> **Task requirements**:
Return each line that holds the word "this".

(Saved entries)
========================================
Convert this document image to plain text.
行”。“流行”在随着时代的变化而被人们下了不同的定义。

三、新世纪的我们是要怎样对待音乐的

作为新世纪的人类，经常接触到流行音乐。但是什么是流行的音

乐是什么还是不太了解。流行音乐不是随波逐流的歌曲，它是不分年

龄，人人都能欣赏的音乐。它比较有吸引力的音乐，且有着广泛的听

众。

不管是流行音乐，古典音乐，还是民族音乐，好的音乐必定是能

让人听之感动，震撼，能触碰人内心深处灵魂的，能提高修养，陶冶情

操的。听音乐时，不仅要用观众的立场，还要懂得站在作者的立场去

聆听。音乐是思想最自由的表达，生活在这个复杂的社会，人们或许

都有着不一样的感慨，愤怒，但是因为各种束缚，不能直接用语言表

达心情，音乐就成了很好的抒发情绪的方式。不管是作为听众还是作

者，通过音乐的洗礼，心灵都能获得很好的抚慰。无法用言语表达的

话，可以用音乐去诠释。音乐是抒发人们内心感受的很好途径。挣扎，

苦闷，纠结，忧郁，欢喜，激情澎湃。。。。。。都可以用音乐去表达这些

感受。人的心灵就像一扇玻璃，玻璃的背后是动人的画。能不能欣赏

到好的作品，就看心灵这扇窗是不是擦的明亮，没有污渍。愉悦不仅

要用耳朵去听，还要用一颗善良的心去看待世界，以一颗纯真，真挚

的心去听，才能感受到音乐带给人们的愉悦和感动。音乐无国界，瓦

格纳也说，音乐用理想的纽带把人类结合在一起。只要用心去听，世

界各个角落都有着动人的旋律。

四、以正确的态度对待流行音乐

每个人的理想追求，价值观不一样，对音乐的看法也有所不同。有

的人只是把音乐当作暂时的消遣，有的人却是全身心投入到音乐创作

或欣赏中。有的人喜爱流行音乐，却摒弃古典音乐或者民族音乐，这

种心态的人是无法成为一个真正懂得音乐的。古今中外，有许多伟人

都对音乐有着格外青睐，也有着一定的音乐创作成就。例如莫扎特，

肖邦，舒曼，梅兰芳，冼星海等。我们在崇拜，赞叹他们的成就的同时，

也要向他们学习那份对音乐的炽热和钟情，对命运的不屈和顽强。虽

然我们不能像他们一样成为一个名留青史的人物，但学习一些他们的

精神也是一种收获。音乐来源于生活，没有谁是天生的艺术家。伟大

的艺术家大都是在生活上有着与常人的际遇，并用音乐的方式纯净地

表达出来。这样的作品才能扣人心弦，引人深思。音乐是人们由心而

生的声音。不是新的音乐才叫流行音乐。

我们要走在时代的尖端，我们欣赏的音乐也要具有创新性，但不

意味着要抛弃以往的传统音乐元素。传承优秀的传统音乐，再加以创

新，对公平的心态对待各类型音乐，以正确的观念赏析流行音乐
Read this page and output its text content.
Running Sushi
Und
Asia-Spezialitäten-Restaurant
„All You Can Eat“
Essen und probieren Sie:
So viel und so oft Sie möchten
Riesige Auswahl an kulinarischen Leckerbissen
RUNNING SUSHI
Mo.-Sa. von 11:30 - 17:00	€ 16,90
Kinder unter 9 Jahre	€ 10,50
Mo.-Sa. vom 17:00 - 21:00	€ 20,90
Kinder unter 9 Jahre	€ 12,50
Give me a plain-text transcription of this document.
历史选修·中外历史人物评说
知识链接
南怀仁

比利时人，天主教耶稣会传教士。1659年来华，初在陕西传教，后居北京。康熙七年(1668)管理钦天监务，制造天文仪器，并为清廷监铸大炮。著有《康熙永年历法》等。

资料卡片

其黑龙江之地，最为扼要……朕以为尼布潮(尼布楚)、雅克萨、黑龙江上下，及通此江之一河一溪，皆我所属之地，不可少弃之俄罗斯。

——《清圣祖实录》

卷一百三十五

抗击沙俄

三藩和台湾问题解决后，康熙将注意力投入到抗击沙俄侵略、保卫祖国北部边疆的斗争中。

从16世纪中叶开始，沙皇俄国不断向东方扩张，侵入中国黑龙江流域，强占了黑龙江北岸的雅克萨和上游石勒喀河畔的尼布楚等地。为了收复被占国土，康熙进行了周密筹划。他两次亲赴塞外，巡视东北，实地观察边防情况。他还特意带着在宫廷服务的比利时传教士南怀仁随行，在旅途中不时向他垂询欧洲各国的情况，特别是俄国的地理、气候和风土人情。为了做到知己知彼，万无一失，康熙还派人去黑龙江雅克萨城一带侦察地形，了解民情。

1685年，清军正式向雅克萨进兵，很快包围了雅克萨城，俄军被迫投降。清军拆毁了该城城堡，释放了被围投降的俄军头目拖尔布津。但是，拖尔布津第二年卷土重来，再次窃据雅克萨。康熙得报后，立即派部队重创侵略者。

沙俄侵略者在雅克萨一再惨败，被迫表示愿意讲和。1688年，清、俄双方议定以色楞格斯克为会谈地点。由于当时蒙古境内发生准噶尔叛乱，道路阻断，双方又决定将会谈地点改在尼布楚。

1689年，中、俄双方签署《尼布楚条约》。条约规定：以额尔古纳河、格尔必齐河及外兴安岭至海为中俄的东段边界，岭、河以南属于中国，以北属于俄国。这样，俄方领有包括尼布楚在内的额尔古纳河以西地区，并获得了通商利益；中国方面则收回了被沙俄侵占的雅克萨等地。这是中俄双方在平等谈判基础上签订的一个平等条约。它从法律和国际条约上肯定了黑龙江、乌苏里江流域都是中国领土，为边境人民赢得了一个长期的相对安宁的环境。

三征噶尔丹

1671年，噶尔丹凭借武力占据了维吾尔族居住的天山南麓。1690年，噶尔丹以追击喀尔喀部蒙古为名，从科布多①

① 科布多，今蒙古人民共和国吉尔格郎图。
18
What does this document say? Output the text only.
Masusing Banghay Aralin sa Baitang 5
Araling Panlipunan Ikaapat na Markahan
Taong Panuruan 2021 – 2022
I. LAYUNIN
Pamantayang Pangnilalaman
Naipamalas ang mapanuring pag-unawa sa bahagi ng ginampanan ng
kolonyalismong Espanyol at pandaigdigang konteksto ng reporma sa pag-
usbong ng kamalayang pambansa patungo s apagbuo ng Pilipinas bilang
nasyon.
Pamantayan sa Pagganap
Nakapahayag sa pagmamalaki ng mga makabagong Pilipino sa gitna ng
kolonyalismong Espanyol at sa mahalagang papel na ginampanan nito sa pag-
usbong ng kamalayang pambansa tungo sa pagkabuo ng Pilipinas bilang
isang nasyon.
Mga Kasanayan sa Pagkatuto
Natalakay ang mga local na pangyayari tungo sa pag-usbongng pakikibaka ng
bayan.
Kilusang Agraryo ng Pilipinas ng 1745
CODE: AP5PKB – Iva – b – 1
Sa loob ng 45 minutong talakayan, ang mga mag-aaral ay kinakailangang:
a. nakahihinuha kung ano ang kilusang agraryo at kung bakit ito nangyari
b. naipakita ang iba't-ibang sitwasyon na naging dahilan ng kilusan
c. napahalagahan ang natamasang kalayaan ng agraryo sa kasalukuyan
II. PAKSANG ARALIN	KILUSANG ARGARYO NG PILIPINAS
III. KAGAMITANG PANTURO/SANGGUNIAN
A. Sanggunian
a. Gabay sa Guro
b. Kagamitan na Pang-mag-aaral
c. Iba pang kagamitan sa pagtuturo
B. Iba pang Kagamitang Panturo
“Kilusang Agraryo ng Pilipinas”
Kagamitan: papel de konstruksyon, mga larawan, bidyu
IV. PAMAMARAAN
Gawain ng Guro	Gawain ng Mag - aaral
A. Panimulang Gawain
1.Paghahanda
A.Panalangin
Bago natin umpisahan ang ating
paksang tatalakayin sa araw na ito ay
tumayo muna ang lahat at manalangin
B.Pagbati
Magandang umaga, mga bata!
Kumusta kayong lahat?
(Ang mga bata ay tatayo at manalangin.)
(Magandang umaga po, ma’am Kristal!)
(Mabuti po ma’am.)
========================================
> **Problem solution**:
Convert this document image to plain text.
Read this page and output its text content.
Give me a plain-text transcription of this document.
What does this document say? Output the text only.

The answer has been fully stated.